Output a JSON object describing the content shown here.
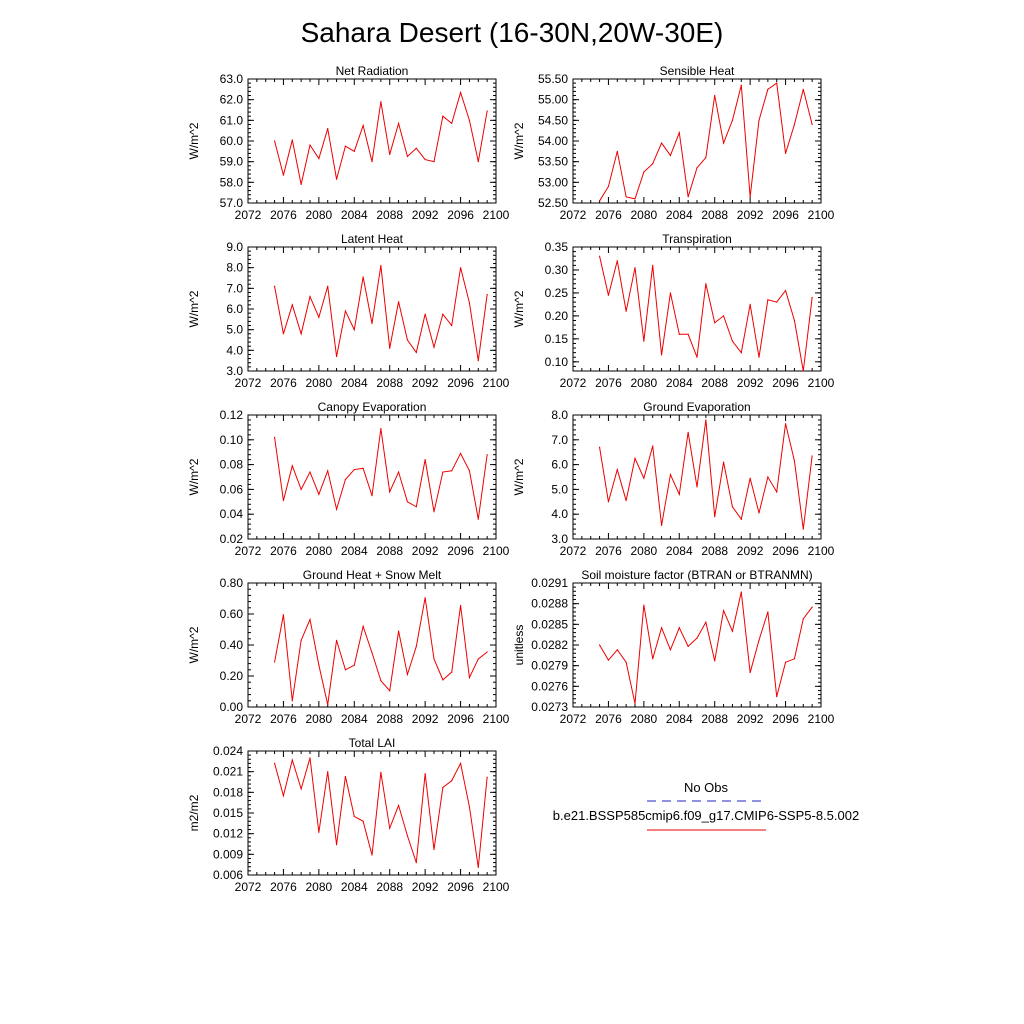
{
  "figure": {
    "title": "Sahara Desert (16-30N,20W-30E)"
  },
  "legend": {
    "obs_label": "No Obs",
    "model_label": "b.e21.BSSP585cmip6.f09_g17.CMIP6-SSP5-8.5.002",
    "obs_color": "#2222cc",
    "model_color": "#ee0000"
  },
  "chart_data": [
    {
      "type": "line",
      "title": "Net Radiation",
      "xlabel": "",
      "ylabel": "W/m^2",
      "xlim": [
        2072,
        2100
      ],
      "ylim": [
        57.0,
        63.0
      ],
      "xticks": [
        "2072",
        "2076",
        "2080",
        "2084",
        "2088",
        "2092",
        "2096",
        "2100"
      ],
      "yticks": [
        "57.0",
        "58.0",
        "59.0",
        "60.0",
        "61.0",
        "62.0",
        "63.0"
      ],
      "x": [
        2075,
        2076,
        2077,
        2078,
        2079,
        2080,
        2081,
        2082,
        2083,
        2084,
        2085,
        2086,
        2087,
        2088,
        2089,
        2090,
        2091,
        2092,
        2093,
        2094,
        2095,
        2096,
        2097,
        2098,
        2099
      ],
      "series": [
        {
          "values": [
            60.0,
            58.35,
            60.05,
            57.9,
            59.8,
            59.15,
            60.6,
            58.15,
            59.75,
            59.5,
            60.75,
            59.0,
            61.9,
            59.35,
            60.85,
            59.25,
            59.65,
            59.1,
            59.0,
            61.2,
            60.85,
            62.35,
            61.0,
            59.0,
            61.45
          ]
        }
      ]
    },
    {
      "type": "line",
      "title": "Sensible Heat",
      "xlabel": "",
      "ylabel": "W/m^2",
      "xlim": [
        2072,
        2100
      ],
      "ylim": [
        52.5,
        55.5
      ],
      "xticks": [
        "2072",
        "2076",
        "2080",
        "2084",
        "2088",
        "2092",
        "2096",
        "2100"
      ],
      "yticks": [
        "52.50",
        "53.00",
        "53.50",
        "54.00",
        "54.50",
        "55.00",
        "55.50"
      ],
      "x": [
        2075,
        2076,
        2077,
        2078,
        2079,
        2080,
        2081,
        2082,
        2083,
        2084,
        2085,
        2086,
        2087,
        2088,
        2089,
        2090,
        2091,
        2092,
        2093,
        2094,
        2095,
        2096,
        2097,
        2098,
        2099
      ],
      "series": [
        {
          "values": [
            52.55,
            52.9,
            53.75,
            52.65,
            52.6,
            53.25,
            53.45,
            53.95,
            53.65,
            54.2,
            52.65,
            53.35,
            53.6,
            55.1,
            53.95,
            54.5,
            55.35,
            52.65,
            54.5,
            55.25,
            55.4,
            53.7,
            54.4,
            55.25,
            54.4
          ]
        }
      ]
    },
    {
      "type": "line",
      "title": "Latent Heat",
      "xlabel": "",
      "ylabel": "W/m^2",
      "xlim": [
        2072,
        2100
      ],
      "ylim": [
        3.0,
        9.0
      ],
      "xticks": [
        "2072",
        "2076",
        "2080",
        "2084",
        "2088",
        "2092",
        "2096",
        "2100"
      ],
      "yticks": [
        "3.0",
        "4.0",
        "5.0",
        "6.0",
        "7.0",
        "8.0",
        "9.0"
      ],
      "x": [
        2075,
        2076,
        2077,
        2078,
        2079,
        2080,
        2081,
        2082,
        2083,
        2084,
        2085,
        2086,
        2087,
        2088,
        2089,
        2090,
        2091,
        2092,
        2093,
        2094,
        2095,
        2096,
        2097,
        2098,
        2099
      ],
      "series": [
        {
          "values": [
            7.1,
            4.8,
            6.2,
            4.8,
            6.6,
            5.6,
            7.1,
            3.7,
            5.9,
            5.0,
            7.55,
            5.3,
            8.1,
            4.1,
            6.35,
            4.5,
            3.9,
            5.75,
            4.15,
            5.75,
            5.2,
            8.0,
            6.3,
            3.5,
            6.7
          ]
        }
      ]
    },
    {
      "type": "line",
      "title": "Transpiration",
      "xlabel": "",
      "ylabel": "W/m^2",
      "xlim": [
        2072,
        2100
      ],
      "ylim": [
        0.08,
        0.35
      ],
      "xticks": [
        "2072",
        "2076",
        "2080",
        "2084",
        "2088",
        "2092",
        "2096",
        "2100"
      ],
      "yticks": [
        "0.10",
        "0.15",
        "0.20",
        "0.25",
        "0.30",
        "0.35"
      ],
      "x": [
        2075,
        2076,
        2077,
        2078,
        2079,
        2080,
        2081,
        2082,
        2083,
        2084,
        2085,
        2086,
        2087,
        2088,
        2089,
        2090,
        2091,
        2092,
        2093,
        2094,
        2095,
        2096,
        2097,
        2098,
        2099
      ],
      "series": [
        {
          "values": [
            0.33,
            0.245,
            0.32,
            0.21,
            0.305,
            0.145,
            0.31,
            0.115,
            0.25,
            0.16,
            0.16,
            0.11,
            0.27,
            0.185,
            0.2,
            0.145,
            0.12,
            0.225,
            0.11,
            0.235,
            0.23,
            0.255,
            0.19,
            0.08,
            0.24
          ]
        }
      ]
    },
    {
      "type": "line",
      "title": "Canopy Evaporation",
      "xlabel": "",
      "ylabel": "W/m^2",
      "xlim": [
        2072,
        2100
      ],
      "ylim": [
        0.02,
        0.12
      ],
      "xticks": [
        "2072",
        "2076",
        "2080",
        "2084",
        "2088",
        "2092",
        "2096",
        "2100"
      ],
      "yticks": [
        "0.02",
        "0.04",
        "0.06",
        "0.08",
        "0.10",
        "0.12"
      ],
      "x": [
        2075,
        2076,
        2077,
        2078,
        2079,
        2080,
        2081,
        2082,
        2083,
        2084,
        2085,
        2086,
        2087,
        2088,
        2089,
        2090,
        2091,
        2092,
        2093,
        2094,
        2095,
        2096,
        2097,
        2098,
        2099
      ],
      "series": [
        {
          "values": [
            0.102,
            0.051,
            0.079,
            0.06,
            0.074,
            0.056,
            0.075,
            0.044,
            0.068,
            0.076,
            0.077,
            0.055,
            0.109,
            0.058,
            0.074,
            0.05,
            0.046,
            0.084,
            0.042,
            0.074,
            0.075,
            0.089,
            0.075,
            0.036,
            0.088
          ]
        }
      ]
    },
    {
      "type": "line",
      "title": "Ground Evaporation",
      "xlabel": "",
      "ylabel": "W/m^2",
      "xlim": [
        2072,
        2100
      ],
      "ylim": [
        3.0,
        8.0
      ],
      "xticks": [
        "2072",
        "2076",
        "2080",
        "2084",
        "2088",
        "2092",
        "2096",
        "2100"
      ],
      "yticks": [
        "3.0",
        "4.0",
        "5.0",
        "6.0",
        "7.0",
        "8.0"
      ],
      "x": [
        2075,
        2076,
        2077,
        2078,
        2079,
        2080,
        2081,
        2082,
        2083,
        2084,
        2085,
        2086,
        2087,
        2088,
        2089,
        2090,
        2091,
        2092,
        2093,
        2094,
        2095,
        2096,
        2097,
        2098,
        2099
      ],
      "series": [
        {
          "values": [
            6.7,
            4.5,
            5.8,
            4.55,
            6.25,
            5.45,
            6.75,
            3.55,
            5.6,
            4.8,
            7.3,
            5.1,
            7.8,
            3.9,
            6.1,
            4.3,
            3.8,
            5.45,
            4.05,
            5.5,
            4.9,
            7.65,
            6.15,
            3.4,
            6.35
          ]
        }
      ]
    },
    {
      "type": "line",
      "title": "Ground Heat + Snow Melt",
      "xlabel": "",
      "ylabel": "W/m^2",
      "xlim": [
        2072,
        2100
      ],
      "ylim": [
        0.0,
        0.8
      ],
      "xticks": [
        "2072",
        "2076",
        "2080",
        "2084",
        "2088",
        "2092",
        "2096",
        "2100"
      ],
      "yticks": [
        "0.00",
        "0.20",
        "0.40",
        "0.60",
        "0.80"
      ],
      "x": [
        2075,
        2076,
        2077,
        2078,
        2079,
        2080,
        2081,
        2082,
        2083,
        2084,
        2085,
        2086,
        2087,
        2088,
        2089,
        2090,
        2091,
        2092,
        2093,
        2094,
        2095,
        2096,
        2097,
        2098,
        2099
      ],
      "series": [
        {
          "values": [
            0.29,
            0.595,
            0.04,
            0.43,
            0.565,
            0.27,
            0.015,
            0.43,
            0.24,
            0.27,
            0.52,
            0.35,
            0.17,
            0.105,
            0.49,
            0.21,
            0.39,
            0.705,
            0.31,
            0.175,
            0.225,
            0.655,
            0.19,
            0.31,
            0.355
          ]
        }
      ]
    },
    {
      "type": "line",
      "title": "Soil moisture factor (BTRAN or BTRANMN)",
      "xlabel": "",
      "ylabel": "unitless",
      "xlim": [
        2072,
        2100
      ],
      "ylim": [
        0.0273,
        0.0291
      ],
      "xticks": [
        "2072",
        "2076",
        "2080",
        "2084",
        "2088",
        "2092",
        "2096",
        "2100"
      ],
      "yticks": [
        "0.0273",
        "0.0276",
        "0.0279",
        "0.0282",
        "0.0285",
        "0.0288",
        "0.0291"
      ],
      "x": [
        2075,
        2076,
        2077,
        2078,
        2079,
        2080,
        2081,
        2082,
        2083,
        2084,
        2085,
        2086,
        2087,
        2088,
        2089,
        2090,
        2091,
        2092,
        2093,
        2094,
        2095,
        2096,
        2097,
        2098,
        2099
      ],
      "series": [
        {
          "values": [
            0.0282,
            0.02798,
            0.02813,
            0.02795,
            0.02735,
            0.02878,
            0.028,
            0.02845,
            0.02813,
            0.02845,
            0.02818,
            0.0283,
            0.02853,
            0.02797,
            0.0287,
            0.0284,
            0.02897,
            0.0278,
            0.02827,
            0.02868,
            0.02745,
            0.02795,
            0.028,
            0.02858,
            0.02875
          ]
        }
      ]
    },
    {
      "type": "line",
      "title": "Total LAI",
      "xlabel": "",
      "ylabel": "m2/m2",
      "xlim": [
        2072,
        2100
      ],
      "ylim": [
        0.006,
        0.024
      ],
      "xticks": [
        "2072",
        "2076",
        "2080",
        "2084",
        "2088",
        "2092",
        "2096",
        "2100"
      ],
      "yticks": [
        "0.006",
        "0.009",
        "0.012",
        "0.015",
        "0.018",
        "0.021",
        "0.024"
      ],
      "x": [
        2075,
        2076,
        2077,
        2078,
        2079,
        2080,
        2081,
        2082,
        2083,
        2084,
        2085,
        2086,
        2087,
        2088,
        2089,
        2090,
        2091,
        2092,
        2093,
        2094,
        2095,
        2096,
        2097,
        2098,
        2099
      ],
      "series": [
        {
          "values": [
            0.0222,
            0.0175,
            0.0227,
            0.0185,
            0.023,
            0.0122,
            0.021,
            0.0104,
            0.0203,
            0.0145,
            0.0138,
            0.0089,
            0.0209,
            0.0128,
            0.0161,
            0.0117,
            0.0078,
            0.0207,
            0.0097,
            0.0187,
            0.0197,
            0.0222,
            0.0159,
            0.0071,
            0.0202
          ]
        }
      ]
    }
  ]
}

-=-=-

> STATED GOAL:
Copy each line of the listing in which the word "Ground" can be found.

> FINAL RESULT:
      "title": "Ground Evaporation",
      "title": "Ground Heat + Snow Melt",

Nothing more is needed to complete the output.